Pick out all lines in the listing holding the string "Авто" and copy them.

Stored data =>
▼▼▼
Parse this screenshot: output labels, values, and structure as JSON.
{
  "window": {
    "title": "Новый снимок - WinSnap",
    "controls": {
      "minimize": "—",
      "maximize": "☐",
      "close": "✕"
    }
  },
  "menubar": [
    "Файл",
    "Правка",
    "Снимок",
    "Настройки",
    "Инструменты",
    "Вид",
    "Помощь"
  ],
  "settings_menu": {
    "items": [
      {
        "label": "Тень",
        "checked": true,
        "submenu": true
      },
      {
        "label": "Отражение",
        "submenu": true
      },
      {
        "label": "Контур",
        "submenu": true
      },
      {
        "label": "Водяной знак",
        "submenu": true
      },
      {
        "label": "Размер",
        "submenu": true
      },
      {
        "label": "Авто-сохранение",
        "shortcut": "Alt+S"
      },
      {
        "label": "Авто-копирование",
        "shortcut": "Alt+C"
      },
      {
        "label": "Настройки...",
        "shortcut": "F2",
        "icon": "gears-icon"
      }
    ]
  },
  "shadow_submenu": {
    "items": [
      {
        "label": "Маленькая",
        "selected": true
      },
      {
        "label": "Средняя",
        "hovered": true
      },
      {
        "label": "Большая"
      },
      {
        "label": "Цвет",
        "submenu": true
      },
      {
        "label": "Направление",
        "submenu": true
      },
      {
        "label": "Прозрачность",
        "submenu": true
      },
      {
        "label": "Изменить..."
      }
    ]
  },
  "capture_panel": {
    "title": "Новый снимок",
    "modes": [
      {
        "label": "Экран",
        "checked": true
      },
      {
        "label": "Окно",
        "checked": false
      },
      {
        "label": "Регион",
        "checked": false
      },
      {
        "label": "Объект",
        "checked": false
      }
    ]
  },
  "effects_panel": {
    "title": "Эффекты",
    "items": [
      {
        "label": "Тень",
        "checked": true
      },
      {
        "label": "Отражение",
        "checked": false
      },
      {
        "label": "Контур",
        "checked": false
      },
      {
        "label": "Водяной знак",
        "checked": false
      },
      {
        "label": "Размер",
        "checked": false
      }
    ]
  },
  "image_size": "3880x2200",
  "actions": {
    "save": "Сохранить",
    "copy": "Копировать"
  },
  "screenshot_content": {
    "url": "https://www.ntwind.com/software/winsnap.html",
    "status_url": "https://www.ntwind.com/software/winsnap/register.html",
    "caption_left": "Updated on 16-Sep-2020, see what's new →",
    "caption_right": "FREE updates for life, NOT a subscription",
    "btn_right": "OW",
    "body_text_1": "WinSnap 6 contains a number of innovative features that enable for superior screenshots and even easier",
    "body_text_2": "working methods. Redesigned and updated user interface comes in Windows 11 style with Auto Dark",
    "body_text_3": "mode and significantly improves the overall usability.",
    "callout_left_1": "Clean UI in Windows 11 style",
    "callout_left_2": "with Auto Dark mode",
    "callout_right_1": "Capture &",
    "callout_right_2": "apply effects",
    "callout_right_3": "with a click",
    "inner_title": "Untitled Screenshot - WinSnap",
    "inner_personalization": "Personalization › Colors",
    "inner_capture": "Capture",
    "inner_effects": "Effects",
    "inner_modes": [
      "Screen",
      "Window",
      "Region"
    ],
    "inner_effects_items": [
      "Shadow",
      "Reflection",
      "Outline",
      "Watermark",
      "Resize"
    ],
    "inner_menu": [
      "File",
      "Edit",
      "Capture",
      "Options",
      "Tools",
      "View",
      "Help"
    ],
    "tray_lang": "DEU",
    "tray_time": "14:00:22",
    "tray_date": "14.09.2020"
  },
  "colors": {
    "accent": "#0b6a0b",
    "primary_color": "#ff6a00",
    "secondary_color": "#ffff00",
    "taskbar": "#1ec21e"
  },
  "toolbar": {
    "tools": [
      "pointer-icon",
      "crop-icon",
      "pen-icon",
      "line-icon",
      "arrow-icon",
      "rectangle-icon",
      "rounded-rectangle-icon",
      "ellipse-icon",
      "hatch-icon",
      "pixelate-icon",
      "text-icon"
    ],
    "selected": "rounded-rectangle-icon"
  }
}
▲▲▲
Full solution =>
        "label": "Авто-сохранение",
        "label": "Авто-копирование",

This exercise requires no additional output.